§ **DATASET ROWS**
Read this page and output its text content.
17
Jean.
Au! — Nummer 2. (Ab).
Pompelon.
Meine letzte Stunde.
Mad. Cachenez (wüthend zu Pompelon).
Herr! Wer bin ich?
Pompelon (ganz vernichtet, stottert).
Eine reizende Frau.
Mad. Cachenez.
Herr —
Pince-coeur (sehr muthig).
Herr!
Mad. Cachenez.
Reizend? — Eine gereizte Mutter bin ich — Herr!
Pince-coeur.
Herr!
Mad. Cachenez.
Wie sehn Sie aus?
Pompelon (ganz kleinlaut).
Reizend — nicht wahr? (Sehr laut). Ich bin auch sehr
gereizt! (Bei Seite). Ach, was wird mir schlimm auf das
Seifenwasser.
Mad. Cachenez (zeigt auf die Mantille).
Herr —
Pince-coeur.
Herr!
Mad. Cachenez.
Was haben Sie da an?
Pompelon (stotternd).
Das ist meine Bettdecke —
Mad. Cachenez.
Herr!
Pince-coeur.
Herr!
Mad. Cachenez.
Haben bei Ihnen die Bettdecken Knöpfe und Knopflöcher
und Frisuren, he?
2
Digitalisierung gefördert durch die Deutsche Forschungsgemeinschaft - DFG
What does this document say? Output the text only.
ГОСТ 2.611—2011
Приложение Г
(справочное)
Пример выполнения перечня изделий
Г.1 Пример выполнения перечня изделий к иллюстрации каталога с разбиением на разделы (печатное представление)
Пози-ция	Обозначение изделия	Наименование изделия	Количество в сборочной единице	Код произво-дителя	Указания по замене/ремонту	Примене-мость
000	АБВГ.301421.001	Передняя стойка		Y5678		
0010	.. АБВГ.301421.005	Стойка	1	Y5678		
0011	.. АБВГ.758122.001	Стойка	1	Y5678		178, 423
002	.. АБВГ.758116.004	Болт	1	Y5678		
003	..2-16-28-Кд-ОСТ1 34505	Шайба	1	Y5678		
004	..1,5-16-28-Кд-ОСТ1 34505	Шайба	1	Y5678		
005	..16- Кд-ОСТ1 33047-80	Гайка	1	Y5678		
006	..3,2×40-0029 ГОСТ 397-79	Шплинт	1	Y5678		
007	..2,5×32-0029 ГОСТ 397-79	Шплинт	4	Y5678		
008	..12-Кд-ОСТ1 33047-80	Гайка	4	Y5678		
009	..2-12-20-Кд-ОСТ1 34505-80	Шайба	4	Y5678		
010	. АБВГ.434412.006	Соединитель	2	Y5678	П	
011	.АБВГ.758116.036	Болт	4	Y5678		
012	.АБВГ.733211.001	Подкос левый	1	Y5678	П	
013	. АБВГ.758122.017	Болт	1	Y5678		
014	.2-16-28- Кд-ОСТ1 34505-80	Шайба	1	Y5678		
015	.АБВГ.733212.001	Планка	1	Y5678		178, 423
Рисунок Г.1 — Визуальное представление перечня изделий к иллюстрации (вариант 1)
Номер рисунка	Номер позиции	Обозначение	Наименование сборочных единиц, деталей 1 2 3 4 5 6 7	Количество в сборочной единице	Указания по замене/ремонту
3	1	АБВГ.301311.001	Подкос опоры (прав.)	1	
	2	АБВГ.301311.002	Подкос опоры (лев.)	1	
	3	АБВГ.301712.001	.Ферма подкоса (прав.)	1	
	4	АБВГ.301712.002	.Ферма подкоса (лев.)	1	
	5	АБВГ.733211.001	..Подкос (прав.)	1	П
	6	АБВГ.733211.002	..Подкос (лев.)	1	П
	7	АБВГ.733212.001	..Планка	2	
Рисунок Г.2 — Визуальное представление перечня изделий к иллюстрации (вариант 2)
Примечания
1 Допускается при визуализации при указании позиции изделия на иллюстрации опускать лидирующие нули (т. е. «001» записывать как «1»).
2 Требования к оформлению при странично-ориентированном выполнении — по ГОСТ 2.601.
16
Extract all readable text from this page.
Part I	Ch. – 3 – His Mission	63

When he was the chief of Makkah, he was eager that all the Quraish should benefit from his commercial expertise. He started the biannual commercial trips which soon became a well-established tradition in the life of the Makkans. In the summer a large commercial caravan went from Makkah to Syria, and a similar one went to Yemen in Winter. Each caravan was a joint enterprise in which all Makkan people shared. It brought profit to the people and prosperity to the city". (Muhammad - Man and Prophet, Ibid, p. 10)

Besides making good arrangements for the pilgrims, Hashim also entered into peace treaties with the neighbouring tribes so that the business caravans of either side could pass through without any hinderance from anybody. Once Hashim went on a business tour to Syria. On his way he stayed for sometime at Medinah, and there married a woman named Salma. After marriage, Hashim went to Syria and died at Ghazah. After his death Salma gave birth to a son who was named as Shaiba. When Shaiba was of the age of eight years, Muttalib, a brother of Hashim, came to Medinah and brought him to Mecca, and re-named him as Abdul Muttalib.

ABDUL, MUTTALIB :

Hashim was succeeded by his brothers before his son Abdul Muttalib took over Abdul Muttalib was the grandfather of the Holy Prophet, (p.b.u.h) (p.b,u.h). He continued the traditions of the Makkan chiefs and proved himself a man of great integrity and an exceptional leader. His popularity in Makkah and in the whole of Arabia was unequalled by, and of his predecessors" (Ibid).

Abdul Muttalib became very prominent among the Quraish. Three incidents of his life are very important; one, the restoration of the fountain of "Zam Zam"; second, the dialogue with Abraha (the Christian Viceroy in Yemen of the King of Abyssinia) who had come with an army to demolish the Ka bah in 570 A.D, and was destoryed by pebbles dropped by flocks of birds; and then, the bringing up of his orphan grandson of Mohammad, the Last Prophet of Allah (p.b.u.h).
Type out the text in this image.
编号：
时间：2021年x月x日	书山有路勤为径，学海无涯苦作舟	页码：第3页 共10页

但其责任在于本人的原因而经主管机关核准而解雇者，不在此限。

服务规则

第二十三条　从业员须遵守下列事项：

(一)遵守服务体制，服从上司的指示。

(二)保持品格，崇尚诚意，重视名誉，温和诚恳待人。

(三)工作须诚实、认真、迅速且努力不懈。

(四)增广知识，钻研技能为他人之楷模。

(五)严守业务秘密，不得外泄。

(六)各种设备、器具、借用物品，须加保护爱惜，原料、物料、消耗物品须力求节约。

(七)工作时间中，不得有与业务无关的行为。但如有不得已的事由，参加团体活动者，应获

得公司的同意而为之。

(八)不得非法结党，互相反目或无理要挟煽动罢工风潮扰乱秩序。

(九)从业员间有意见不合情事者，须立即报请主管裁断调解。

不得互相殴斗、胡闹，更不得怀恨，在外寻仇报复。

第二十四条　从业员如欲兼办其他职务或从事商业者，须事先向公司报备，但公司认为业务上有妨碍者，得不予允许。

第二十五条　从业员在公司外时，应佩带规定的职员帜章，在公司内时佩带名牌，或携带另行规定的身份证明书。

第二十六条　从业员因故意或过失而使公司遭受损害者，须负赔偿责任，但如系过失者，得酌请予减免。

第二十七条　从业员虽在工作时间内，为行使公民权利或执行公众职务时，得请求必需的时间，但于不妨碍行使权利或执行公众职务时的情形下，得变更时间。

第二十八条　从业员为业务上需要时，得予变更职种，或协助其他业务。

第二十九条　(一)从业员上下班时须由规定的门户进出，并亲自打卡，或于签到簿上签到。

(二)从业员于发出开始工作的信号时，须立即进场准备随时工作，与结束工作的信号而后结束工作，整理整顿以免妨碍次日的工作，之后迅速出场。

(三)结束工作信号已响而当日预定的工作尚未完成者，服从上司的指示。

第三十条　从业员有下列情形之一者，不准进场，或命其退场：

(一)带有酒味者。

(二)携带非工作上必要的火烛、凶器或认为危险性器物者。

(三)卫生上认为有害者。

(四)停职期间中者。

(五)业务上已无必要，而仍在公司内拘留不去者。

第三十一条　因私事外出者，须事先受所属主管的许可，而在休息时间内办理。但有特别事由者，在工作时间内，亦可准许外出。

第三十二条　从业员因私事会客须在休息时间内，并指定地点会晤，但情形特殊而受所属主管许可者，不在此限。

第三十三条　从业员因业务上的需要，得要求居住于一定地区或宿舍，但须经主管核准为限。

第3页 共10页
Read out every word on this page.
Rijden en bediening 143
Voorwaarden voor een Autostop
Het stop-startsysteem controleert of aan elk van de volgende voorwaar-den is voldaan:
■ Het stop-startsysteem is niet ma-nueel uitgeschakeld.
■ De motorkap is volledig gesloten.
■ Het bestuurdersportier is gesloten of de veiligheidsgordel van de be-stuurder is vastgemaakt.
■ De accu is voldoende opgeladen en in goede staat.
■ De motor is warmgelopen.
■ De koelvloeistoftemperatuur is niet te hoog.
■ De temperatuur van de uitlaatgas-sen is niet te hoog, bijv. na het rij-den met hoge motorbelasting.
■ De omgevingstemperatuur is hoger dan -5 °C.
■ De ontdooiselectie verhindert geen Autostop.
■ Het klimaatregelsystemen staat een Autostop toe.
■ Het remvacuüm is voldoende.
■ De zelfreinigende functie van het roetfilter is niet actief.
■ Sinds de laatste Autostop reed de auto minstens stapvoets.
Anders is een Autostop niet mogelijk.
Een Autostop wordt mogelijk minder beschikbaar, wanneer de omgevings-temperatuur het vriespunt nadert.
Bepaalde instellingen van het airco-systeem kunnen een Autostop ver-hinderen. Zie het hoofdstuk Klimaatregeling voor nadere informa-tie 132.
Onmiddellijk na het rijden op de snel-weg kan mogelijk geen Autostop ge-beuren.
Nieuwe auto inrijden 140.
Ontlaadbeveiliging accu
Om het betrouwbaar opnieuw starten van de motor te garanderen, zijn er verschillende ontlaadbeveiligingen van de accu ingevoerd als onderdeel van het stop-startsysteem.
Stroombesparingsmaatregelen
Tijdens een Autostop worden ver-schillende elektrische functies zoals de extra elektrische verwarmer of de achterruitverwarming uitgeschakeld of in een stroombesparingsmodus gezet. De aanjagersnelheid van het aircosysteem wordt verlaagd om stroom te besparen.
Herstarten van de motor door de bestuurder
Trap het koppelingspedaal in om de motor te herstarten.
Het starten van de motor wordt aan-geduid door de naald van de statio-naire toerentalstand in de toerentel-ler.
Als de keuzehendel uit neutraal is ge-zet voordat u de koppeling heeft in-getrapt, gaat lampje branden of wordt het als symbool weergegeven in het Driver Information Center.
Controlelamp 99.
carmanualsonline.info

§ **TO BE DONE**
Scan the material above for the string "staat" and return the lines that hold it.

§ **REPLY**
■ De accu is voldoende opgeladen en in goede staat.
■ Het klimaatregelsystemen staat een Autostop toe.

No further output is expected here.